**EXERCISE AIM:** Reproduce all the entries exactly and keep the pictures out.
== PROVIDED ENTRIES
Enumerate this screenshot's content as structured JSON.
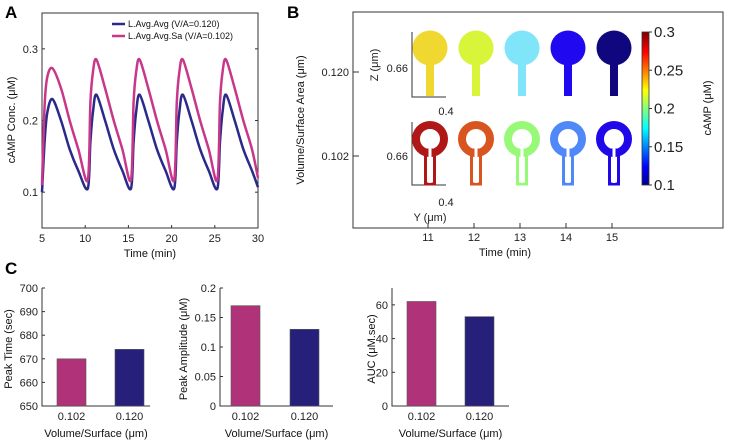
{
  "panel_labels": {
    "a": "A",
    "b": "B",
    "c": "C"
  },
  "chart_data": [
    {
      "id": "A",
      "type": "line",
      "xlabel": "Time (min)",
      "ylabel": "cAMP Conc. (μM)",
      "xlim": [
        5,
        30
      ],
      "ylim": [
        0.05,
        0.35
      ],
      "xticks": [
        5,
        10,
        15,
        20,
        25,
        30
      ],
      "yticks": [
        0.1,
        0.2,
        0.3
      ],
      "legend_position": "top-right",
      "x": [
        5,
        5.3,
        5.6,
        6.2,
        7.2,
        8.2,
        9.2,
        10.3,
        10.6,
        10.9,
        11.3,
        12.3,
        13.3,
        14.3,
        15.3,
        15.6,
        15.9,
        16.3,
        17.3,
        18.3,
        19.3,
        20.3,
        20.6,
        20.9,
        21.3,
        22.3,
        23.3,
        24.3,
        25.3,
        25.6,
        25.9,
        26.3,
        27.3,
        28.3,
        29.3,
        30
      ],
      "series": [
        {
          "name": "L.Avg.Avg (V/A=0.120)",
          "color": "#2a2a8a",
          "values": [
            0.1,
            0.17,
            0.21,
            0.23,
            0.2,
            0.16,
            0.13,
            0.105,
            0.17,
            0.212,
            0.236,
            0.2,
            0.16,
            0.13,
            0.105,
            0.17,
            0.212,
            0.236,
            0.2,
            0.16,
            0.13,
            0.105,
            0.17,
            0.212,
            0.236,
            0.2,
            0.16,
            0.13,
            0.105,
            0.17,
            0.212,
            0.236,
            0.2,
            0.16,
            0.13,
            0.107
          ]
        },
        {
          "name": "L.Avg.Avg.Sa (V/A=0.102)",
          "color": "#c8378a",
          "values": [
            0.11,
            0.22,
            0.26,
            0.273,
            0.245,
            0.2,
            0.16,
            0.117,
            0.225,
            0.268,
            0.285,
            0.245,
            0.2,
            0.16,
            0.117,
            0.225,
            0.268,
            0.285,
            0.245,
            0.2,
            0.16,
            0.117,
            0.225,
            0.268,
            0.285,
            0.245,
            0.2,
            0.16,
            0.117,
            0.225,
            0.268,
            0.285,
            0.245,
            0.2,
            0.16,
            0.12
          ]
        }
      ]
    },
    {
      "id": "B",
      "type": "heatmap",
      "xlabel": "Time (min)",
      "ylabel": "Volume/Surface Area (μm)",
      "xticks": [
        "11",
        "12",
        "13",
        "14",
        "15"
      ],
      "yticks": [
        "0.120",
        "0.102"
      ],
      "inset": {
        "z_label": "Z (μm)",
        "y_label": "Y (μm)",
        "z_tick": "0.66",
        "y_tick": "0.4"
      },
      "colorbar": {
        "label": "cAMP (μM)",
        "range": [
          0.1,
          0.3
        ],
        "ticks": [
          "0.3",
          "0.25",
          "0.2",
          "0.15",
          "0.1"
        ]
      },
      "rows": [
        {
          "va": "0.120",
          "shape": "solid",
          "camp": [
            0.22,
            0.205,
            0.17,
            0.12,
            0.1
          ],
          "colors": [
            "#f0d830",
            "#d8f53a",
            "#80e5f8",
            "#2008f0",
            "#10067e"
          ]
        },
        {
          "va": "0.102",
          "shape": "hollow",
          "camp": [
            0.29,
            0.265,
            0.195,
            0.155,
            0.125
          ],
          "colors": [
            "#b01818",
            "#d85520",
            "#98f878",
            "#5088f8",
            "#2008e8"
          ]
        }
      ]
    },
    {
      "id": "C1",
      "type": "bar",
      "categories": [
        "0.102",
        "0.120"
      ],
      "values": [
        670,
        674
      ],
      "colors": [
        "#b0337a",
        "#26207a"
      ],
      "ylabel": "Peak Time (sec)",
      "xlabel": "Volume/Surface (μm)",
      "ylim": [
        650,
        700
      ],
      "yticks": [
        "650",
        "660",
        "670",
        "680",
        "690",
        "700"
      ]
    },
    {
      "id": "C2",
      "type": "bar",
      "categories": [
        "0.102",
        "0.120"
      ],
      "values": [
        0.17,
        0.13
      ],
      "colors": [
        "#b0337a",
        "#26207a"
      ],
      "ylabel": "Peak Amplitude (μM)",
      "xlabel": "Volume/Surface (μm)",
      "ylim": [
        0,
        0.2
      ],
      "yticks": [
        "0",
        "0.05",
        "0.1",
        "0.15",
        "0.2"
      ]
    },
    {
      "id": "C3",
      "type": "bar",
      "categories": [
        "0.102",
        "0.120"
      ],
      "values": [
        62,
        53
      ],
      "colors": [
        "#b0337a",
        "#26207a"
      ],
      "ylabel": "AUC (μM.sec)",
      "xlabel": "Volume/Surface (μm)",
      "ylim": [
        0,
        70
      ],
      "yticks": [
        "0",
        "20",
        "40",
        "60"
      ]
    }
  ]
}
====
**RESULT OF THE TASK:**
Enumerate this screenshot's content as structured JSON.
{
  "panel_labels": {
    "a": "A",
    "b": "B",
    "c": "C"
  },
  "chart_data": [
    {
      "id": "A",
      "type": "line",
      "xlabel": "Time (min)",
      "ylabel": "cAMP Conc. (μM)",
      "xlim": [
        5,
        30
      ],
      "ylim": [
        0.05,
        0.35
      ],
      "xticks": [
        5,
        10,
        15,
        20,
        25,
        30
      ],
      "yticks": [
        0.1,
        0.2,
        0.3
      ],
      "legend_position": "top-right",
      "x": [
        5,
        5.3,
        5.6,
        6.2,
        7.2,
        8.2,
        9.2,
        10.3,
        10.6,
        10.9,
        11.3,
        12.3,
        13.3,
        14.3,
        15.3,
        15.6,
        15.9,
        16.3,
        17.3,
        18.3,
        19.3,
        20.3,
        20.6,
        20.9,
        21.3,
        22.3,
        23.3,
        24.3,
        25.3,
        25.6,
        25.9,
        26.3,
        27.3,
        28.3,
        29.3,
        30
      ],
      "series": [
        {
          "name": "L.Avg.Avg (V/A=0.120)",
          "color": "#2a2a8a",
          "values": [
            0.1,
            0.17,
            0.21,
            0.23,
            0.2,
            0.16,
            0.13,
            0.105,
            0.17,
            0.212,
            0.236,
            0.2,
            0.16,
            0.13,
            0.105,
            0.17,
            0.212,
            0.236,
            0.2,
            0.16,
            0.13,
            0.105,
            0.17,
            0.212,
            0.236,
            0.2,
            0.16,
            0.13,
            0.105,
            0.17,
            0.212,
            0.236,
            0.2,
            0.16,
            0.13,
            0.107
          ]
        },
        {
          "name": "L.Avg.Avg.Sa (V/A=0.102)",
          "color": "#c8378a",
          "values": [
            0.11,
            0.22,
            0.26,
            0.273,
            0.245,
            0.2,
            0.16,
            0.117,
            0.225,
            0.268,
            0.285,
            0.245,
            0.2,
            0.16,
            0.117,
            0.225,
            0.268,
            0.285,
            0.245,
            0.2,
            0.16,
            0.117,
            0.225,
            0.268,
            0.285,
            0.245,
            0.2,
            0.16,
            0.117,
            0.225,
            0.268,
            0.285,
            0.245,
            0.2,
            0.16,
            0.12
          ]
        }
      ]
    },
    {
      "id": "B",
      "type": "heatmap",
      "xlabel": "Time (min)",
      "ylabel": "Volume/Surface Area (μm)",
      "xticks": [
        "11",
        "12",
        "13",
        "14",
        "15"
      ],
      "yticks": [
        "0.120",
        "0.102"
      ],
      "inset": {
        "z_label": "Z (μm)",
        "y_label": "Y (μm)",
        "z_tick": "0.66",
        "y_tick": "0.4"
      },
      "colorbar": {
        "label": "cAMP (μM)",
        "range": [
          0.1,
          0.3
        ],
        "ticks": [
          "0.3",
          "0.25",
          "0.2",
          "0.15",
          "0.1"
        ]
      },
      "rows": [
        {
          "va": "0.120",
          "shape": "solid",
          "camp": [
            0.22,
            0.205,
            0.17,
            0.12,
            0.1
          ],
          "colors": [
            "#f0d830",
            "#d8f53a",
            "#80e5f8",
            "#2008f0",
            "#10067e"
          ]
        },
        {
          "va": "0.102",
          "shape": "hollow",
          "camp": [
            0.29,
            0.265,
            0.195,
            0.155,
            0.125
          ],
          "colors": [
            "#b01818",
            "#d85520",
            "#98f878",
            "#5088f8",
            "#2008e8"
          ]
        }
      ]
    },
    {
      "id": "C1",
      "type": "bar",
      "categories": [
        "0.102",
        "0.120"
      ],
      "values": [
        670,
        674
      ],
      "colors": [
        "#b0337a",
        "#26207a"
      ],
      "ylabel": "Peak Time (sec)",
      "xlabel": "Volume/Surface (μm)",
      "ylim": [
        650,
        700
      ],
      "yticks": [
        "650",
        "660",
        "670",
        "680",
        "690",
        "700"
      ]
    },
    {
      "id": "C2",
      "type": "bar",
      "categories": [
        "0.102",
        "0.120"
      ],
      "values": [
        0.17,
        0.13
      ],
      "colors": [
        "#b0337a",
        "#26207a"
      ],
      "ylabel": "Peak Amplitude (μM)",
      "xlabel": "Volume/Surface (μm)",
      "ylim": [
        0,
        0.2
      ],
      "yticks": [
        "0",
        "0.05",
        "0.1",
        "0.15",
        "0.2"
      ]
    },
    {
      "id": "C3",
      "type": "bar",
      "categories": [
        "0.102",
        "0.120"
      ],
      "values": [
        62,
        53
      ],
      "colors": [
        "#b0337a",
        "#26207a"
      ],
      "ylabel": "AUC (μM.sec)",
      "xlabel": "Volume/Surface (μm)",
      "ylim": [
        0,
        70
      ],
      "yticks": [
        "0",
        "20",
        "40",
        "60"
      ]
    }
  ]
}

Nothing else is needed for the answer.